→ **Excerpt from a dataset**:
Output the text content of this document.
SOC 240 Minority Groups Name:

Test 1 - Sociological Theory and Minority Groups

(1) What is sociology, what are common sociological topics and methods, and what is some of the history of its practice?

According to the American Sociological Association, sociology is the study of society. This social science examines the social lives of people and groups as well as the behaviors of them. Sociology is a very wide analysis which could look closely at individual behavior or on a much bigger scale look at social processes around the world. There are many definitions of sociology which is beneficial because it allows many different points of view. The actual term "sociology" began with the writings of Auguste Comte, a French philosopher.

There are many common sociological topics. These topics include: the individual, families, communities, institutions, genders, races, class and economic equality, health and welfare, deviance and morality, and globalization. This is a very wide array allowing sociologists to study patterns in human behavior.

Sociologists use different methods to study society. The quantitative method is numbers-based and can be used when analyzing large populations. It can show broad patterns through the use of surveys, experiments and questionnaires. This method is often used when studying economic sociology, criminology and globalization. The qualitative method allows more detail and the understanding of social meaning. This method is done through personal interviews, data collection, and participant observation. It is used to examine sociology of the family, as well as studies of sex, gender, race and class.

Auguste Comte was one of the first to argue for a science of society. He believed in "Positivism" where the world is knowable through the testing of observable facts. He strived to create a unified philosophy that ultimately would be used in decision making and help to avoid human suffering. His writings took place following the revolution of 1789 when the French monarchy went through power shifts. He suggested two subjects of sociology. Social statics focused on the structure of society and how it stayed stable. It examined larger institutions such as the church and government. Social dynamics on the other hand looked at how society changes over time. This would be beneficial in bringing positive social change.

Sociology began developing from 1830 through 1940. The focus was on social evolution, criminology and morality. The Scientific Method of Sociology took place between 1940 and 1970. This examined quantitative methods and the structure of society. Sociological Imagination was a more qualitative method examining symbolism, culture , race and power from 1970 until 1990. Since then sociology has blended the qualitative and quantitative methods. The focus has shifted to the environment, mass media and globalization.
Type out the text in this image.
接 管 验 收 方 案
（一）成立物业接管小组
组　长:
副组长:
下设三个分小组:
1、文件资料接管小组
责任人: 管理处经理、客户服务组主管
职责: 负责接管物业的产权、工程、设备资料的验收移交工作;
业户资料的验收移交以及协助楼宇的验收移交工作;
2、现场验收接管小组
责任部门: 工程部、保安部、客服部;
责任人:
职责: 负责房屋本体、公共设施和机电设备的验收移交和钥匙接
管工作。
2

→ **The exercise**: Extract all of the data shown above and repeat it verbatim.

→ **Response to this exercise**:
Output the text content of this document.
SOC 240 Minority Groups Name:

Test 1 - Sociological Theory and Minority Groups

(1) What is sociology, what are common sociological topics and methods, and what is some of the history of its practice?

According to the American Sociological Association, sociology is the study of society. This social science examines the social lives of people and groups as well as the behaviors of them. Sociology is a very wide analysis which could look closely at individual behavior or on a much bigger scale look at social processes around the world. There are many definitions of sociology which is beneficial because it allows many different points of view. The actual term "sociology" began with the writings of Auguste Comte, a French philosopher.

There are many common sociological topics. These topics include: the individual, families, communities, institutions, genders, races, class and economic equality, health and welfare, deviance and morality, and globalization. This is a very wide array allowing sociologists to study patterns in human behavior.

Sociologists use different methods to study society. The quantitative method is numbers-based and can be used when analyzing large populations. It can show broad patterns through the use of surveys, experiments and questionnaires. This method is often used when studying economic sociology, criminology and globalization. The qualitative method allows more detail and the understanding of social meaning. This method is done through personal interviews, data collection, and participant observation. It is used to examine sociology of the family, as well as studies of sex, gender, race and class.

Auguste Comte was one of the first to argue for a science of society. He believed in "Positivism" where the world is knowable through the testing of observable facts. He strived to create a unified philosophy that ultimately would be used in decision making and help to avoid human suffering. His writings took place following the revolution of 1789 when the French monarchy went through power shifts. He suggested two subjects of sociology. Social statics focused on the structure of society and how it stayed stable. It examined larger institutions such as the church and government. Social dynamics on the other hand looked at how society changes over time. This would be beneficial in bringing positive social change.

Sociology began developing from 1830 through 1940. The focus was on social evolution, criminology and morality. The Scientific Method of Sociology took place between 1940 and 1970. This examined quantitative methods and the structure of society. Sociological Imagination was a more qualitative method examining symbolism, culture , race and power from 1970 until 1990. Since then sociology has blended the qualitative and quantitative methods. The focus has shifted to the environment, mass media and globalization.
Type out the text in this image.
接 管 验 收 方 案
（一）成立物业接管小组
组　长:
副组长:
下设三个分小组:
1、文件资料接管小组
责任人: 管理处经理、客户服务组主管
职责: 负责接管物业的产权、工程、设备资料的验收移交工作;
业户资料的验收移交以及协助楼宇的验收移交工作;
2、现场验收接管小组
责任部门: 工程部、保安部、客服部;
责任人:
职责: 负责房屋本体、公共设施和机电设备的验收移交和钥匙接
管工作。
2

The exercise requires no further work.